> [WHAT YOU HAVE TO DO]
Tally how many lines of these entries hold the string "Bias". Return the number alone.
════════════════
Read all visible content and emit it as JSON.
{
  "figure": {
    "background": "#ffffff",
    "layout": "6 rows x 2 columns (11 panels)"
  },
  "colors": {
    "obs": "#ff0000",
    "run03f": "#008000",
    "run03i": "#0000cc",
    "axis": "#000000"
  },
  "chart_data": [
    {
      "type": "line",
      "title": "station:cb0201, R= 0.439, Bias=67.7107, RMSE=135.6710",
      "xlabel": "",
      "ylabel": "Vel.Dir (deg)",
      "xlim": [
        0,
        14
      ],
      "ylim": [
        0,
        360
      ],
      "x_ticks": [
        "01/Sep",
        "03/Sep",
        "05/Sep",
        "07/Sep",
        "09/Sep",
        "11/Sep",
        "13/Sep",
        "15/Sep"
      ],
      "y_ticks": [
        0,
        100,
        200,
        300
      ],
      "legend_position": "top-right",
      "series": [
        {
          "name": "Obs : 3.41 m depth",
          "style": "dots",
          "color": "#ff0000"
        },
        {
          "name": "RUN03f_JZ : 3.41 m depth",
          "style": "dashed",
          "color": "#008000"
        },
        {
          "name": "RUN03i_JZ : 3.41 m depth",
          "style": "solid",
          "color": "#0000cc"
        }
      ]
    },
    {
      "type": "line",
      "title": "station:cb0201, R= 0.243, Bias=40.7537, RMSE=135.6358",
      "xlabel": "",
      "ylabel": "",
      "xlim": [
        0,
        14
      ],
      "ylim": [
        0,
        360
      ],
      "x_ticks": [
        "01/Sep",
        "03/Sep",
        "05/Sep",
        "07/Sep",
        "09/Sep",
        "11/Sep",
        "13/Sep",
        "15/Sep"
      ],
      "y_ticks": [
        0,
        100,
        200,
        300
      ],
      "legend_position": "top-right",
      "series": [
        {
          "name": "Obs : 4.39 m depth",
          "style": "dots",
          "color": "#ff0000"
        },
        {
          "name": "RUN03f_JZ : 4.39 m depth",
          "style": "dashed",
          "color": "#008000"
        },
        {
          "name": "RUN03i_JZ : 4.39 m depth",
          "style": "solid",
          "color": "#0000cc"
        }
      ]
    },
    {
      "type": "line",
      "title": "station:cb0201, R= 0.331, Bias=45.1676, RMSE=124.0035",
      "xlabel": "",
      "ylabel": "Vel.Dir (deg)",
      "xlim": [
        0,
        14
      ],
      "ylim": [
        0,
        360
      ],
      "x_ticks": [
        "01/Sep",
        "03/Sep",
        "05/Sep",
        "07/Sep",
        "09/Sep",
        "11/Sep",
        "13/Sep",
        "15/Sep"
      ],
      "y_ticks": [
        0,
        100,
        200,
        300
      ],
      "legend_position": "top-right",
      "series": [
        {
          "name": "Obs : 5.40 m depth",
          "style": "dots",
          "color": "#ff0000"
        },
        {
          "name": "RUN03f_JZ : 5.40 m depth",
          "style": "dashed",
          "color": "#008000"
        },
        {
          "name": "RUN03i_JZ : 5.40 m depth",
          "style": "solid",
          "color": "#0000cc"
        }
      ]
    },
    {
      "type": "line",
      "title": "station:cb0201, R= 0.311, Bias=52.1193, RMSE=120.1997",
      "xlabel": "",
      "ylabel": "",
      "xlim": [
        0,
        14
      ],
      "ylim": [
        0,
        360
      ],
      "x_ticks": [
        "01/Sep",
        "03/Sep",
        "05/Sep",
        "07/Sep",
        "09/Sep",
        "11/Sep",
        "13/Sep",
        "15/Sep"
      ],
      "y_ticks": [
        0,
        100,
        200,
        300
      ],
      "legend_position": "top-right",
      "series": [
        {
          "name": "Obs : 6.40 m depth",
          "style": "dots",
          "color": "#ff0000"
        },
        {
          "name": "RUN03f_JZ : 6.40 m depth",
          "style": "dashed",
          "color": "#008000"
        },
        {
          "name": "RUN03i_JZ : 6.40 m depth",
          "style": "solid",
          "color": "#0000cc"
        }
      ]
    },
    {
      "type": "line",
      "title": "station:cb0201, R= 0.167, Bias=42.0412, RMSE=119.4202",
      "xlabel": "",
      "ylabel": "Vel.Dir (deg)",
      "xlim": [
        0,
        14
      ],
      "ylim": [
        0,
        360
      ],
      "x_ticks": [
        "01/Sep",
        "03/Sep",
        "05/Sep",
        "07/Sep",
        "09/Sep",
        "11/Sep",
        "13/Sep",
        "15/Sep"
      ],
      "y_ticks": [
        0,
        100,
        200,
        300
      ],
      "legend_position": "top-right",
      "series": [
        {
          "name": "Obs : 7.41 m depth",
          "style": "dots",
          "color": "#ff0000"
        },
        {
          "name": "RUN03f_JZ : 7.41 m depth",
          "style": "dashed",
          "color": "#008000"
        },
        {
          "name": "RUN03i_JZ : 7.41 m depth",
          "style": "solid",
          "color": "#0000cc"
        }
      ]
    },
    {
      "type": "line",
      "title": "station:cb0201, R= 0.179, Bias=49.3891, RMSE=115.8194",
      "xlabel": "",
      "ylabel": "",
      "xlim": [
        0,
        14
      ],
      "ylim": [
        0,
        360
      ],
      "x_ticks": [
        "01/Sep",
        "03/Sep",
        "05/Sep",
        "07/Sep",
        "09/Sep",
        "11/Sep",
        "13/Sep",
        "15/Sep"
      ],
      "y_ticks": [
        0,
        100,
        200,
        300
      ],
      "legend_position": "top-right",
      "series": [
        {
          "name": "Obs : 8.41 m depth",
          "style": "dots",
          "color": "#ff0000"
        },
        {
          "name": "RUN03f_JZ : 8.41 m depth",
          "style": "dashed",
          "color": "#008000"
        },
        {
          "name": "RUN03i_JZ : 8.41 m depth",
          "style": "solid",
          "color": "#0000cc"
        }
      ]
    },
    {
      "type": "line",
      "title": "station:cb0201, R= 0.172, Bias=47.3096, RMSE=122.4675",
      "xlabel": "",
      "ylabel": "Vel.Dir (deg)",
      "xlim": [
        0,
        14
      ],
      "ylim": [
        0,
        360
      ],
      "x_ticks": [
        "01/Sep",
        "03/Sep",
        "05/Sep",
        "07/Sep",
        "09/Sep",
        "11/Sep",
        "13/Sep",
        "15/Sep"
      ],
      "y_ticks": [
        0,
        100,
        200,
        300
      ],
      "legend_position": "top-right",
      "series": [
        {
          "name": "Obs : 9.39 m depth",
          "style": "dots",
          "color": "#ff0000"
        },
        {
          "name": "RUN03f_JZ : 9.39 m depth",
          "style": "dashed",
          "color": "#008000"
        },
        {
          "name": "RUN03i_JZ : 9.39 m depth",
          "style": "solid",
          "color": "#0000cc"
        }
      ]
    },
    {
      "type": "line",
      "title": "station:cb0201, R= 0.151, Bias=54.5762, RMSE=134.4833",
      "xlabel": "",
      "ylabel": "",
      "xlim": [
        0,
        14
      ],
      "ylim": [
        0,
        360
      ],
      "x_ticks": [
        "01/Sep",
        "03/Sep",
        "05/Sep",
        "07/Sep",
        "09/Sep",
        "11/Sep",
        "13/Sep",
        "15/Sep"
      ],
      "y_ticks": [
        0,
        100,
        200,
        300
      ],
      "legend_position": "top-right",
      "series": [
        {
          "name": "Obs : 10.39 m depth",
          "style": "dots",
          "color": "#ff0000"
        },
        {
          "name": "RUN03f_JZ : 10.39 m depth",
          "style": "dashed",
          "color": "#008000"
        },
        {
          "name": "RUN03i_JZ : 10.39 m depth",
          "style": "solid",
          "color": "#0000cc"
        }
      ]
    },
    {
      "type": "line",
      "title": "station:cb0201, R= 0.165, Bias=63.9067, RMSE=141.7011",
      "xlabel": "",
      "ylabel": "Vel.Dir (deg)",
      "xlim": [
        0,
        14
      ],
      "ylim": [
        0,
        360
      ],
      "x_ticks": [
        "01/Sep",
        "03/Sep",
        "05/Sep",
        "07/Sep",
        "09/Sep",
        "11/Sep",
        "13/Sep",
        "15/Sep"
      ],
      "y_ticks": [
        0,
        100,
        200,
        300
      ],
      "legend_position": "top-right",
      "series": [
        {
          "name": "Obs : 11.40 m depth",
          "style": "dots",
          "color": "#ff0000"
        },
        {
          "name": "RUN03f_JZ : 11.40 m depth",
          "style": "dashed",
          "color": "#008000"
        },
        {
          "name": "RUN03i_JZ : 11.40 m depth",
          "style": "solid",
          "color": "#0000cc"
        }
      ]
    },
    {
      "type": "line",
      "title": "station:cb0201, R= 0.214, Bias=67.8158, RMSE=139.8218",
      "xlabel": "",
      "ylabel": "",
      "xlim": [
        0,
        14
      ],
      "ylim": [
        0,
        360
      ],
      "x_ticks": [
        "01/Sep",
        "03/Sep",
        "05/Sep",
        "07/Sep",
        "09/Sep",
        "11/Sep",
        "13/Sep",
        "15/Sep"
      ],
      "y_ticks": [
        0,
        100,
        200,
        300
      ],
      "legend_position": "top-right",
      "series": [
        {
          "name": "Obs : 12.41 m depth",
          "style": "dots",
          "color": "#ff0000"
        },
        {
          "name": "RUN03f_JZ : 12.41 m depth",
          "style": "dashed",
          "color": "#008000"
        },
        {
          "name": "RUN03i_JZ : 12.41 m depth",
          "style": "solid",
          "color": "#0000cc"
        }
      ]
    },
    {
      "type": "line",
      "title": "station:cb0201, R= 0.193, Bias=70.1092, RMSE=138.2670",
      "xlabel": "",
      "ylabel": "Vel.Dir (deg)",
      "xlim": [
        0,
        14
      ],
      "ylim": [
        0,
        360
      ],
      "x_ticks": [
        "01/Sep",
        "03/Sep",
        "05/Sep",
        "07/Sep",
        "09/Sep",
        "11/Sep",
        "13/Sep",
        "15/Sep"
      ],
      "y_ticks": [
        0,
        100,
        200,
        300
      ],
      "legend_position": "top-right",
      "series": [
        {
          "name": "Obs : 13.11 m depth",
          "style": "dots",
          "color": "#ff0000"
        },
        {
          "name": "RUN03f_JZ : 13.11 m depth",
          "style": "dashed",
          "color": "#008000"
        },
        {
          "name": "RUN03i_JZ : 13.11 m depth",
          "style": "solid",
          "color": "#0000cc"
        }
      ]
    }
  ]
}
════════════════
> [THE RESPONSE]
11